■ **Source data**:
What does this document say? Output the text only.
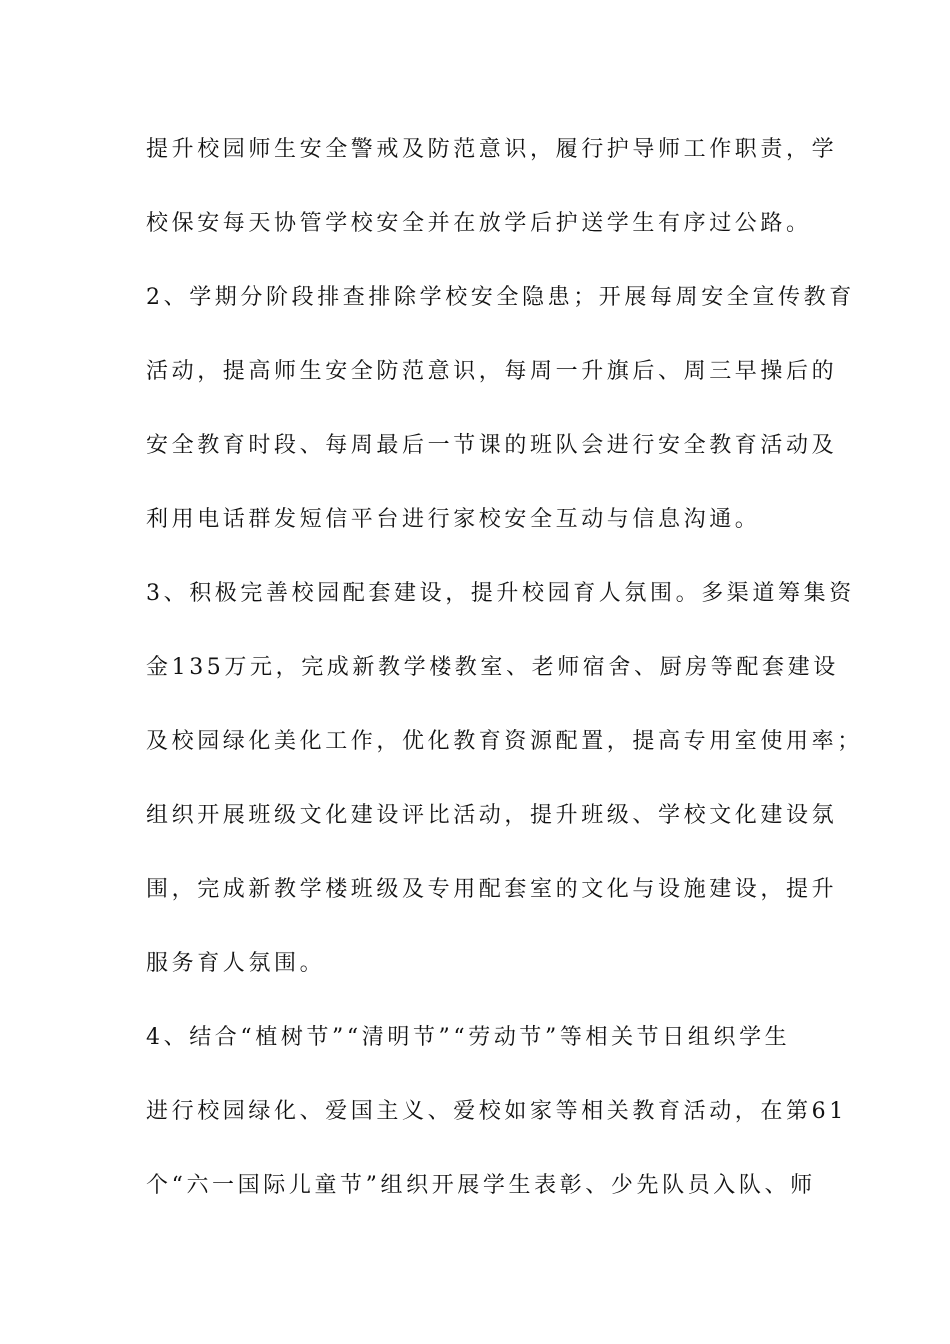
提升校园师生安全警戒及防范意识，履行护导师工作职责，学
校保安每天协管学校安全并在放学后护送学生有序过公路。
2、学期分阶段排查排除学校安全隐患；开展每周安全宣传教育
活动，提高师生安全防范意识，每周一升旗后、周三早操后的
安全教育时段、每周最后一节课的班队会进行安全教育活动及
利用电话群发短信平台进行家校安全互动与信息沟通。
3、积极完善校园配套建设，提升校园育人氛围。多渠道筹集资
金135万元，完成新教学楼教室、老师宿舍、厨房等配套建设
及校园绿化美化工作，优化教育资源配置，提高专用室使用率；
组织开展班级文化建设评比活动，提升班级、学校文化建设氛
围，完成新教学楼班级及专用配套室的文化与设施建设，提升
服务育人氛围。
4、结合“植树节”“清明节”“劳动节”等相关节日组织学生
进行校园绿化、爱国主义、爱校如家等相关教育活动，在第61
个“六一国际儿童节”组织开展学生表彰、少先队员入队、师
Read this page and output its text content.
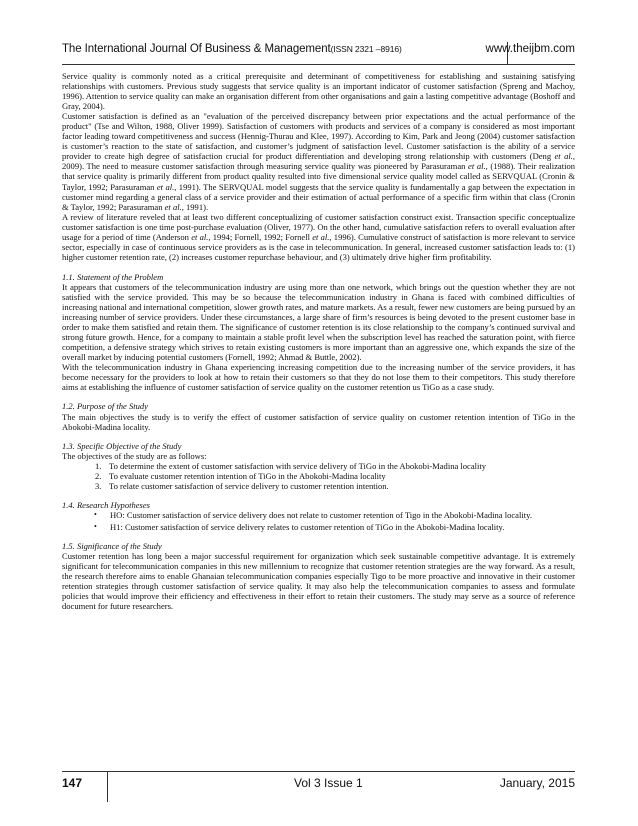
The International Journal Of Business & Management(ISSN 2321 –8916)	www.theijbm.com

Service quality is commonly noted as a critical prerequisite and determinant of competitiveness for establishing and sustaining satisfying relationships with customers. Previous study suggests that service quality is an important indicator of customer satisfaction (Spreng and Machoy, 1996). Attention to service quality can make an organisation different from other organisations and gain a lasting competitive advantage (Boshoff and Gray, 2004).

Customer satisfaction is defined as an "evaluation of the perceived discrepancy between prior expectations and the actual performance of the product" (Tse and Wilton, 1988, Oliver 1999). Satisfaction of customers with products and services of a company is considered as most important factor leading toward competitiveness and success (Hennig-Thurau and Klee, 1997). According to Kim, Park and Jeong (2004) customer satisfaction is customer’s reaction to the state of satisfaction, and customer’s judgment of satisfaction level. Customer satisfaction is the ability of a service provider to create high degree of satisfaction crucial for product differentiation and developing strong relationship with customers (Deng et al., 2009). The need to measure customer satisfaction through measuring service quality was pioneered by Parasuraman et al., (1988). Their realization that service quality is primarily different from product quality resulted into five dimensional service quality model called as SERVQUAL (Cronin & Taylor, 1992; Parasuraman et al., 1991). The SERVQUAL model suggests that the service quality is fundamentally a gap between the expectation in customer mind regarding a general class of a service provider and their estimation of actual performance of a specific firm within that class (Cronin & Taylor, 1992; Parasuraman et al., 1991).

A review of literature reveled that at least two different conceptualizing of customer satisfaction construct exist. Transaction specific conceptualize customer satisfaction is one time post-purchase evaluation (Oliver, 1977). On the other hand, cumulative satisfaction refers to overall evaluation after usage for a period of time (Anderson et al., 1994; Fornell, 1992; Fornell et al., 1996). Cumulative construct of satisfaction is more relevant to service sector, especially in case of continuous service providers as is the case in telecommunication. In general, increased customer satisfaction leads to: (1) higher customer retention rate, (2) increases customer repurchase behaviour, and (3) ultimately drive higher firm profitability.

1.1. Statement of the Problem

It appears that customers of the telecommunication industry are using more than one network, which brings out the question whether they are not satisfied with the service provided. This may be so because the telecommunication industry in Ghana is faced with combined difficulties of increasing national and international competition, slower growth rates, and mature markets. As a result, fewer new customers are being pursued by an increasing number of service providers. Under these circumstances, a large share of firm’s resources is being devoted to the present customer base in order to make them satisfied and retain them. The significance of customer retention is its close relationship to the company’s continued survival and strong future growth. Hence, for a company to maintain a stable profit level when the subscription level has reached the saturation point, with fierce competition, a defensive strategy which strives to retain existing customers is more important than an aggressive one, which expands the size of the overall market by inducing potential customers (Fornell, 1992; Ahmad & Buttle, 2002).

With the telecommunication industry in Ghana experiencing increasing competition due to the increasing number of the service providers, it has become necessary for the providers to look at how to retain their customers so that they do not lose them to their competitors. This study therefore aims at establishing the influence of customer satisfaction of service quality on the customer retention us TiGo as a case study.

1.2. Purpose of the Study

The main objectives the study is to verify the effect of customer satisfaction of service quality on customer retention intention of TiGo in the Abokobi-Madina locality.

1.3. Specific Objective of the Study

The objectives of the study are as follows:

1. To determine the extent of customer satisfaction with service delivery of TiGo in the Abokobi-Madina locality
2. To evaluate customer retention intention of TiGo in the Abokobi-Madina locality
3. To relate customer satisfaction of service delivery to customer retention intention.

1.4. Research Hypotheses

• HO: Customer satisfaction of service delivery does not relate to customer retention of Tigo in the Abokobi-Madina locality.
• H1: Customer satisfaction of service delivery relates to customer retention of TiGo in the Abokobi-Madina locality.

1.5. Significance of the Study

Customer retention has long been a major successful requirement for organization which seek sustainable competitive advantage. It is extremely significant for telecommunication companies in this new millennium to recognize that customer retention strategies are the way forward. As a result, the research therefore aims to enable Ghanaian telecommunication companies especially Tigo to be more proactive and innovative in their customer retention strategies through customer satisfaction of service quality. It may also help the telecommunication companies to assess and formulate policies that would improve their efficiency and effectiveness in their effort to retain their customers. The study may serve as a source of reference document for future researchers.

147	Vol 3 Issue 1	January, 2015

■ **Goal**: Make a copy of each line that contains the string "establishing".

■ **Final result**:
Service quality is commonly noted as a critical prerequisite and determinant of competitiveness for establishing and sustaining satisfying relationships with customers. Previous study suggests that service quality is an important indicator of customer satisfaction (Spreng and Machoy, 1996). Attention to service quality can make an organisation different from other organisations and gain a lasting competitive advantage (Boshoff and Gray, 2004).
With the telecommunication industry in Ghana experiencing increasing competition due to the increasing number of the service providers, it has become necessary for the providers to look at how to retain their customers so that they do not lose them to their competitors. This study therefore aims at establishing the influence of customer satisfaction of service quality on the customer retention us TiGo as a case study.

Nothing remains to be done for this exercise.